## Exercise objective
Return each line containing "Índice".

⁂

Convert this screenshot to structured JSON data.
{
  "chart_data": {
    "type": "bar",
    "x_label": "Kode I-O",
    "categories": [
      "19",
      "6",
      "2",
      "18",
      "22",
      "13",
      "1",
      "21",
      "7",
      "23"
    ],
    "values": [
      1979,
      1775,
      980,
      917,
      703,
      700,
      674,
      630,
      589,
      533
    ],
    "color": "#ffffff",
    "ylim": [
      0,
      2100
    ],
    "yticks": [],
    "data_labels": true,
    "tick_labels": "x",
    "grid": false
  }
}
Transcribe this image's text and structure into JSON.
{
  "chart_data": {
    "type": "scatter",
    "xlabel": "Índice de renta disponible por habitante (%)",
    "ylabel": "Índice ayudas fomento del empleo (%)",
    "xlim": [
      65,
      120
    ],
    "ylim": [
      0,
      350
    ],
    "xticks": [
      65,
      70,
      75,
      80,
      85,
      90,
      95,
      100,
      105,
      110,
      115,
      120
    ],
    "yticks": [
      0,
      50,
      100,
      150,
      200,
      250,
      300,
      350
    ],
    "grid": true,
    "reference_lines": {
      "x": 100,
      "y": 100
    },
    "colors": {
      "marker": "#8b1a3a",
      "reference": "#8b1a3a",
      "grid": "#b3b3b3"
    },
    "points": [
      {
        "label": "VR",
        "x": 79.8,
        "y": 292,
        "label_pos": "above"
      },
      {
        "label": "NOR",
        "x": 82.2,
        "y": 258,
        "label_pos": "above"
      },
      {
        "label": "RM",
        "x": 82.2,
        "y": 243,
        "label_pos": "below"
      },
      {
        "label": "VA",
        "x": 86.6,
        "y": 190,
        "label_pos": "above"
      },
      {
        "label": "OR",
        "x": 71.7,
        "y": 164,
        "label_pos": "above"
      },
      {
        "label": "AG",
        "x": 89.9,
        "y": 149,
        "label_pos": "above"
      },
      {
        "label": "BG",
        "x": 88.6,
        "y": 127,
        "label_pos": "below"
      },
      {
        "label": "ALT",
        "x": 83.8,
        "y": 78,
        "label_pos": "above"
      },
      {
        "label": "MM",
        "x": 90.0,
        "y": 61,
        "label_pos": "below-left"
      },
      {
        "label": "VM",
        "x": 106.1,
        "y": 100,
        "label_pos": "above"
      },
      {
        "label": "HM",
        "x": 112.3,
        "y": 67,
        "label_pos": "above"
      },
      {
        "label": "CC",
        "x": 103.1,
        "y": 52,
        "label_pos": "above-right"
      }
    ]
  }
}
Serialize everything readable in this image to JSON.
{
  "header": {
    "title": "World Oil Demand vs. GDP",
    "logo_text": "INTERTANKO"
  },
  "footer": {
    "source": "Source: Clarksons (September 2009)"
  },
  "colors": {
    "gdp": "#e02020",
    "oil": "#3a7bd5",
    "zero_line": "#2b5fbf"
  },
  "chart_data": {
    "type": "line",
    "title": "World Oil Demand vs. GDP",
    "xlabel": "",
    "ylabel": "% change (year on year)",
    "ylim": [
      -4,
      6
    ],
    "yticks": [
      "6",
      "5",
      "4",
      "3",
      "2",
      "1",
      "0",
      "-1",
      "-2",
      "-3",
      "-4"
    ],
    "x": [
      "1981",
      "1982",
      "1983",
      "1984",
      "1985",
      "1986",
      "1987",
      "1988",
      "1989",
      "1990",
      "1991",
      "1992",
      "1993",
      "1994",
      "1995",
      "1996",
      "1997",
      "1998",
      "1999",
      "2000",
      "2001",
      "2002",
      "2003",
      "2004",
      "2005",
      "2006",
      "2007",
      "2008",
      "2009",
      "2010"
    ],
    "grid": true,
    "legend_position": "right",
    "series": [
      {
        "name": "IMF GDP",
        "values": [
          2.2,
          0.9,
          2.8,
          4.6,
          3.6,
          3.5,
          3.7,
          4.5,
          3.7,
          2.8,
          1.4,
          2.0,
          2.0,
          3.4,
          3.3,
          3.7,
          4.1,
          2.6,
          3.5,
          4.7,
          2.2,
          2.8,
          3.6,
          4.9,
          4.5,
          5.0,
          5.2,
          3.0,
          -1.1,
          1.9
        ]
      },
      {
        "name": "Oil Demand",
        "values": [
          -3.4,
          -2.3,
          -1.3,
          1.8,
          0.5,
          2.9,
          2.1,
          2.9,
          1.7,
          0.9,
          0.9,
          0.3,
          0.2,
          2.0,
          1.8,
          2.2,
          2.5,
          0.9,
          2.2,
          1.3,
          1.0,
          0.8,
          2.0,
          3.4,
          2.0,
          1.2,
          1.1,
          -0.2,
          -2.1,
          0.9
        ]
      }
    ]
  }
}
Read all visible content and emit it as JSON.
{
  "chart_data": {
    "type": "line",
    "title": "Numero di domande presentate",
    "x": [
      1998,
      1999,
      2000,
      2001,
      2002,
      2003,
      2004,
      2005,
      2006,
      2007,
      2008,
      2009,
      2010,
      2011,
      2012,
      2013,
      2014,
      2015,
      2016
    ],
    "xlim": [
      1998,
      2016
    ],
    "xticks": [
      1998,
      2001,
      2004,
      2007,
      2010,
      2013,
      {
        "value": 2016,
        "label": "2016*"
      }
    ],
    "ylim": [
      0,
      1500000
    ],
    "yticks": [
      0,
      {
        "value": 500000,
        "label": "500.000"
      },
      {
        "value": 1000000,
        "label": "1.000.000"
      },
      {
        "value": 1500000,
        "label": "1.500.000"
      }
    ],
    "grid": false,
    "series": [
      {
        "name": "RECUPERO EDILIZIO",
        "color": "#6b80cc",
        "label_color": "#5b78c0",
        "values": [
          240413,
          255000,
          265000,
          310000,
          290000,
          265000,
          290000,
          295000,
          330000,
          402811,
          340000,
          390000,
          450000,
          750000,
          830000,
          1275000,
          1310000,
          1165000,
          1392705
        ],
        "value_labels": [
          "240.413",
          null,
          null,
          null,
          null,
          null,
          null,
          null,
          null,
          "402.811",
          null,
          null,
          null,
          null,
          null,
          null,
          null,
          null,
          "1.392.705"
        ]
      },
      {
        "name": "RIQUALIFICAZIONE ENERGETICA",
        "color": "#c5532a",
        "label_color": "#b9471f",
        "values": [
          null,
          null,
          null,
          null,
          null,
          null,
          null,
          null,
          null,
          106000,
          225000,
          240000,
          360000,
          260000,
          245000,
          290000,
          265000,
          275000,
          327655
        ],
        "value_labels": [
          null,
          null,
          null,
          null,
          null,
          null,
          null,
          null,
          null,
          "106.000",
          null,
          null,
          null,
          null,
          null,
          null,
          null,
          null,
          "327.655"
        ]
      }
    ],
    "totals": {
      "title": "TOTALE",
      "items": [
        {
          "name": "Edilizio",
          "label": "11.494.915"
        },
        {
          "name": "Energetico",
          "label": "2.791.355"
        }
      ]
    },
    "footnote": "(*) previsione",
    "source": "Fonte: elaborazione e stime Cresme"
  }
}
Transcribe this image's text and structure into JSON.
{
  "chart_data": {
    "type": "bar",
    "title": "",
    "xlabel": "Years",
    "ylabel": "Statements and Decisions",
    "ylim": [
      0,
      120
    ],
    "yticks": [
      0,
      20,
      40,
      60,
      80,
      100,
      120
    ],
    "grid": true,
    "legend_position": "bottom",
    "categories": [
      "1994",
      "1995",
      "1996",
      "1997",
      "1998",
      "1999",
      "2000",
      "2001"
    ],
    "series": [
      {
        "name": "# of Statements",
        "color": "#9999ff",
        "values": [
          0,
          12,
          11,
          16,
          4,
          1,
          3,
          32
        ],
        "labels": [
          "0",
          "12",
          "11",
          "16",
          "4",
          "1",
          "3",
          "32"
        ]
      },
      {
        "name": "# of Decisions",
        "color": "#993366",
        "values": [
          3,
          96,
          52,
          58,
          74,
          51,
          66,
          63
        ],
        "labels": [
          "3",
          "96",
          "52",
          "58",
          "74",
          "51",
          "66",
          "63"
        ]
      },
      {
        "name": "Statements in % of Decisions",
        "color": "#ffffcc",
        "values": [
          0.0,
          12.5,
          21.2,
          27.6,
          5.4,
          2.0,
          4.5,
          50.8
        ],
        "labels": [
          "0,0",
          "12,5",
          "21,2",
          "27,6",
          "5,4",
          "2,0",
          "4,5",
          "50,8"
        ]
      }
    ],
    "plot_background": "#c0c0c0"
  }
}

⁂

## Answer to the problem
    "xlabel": "Índice de renta disponible por habitante (%)",
    "ylabel": "Índice ayudas fomento del empleo (%)",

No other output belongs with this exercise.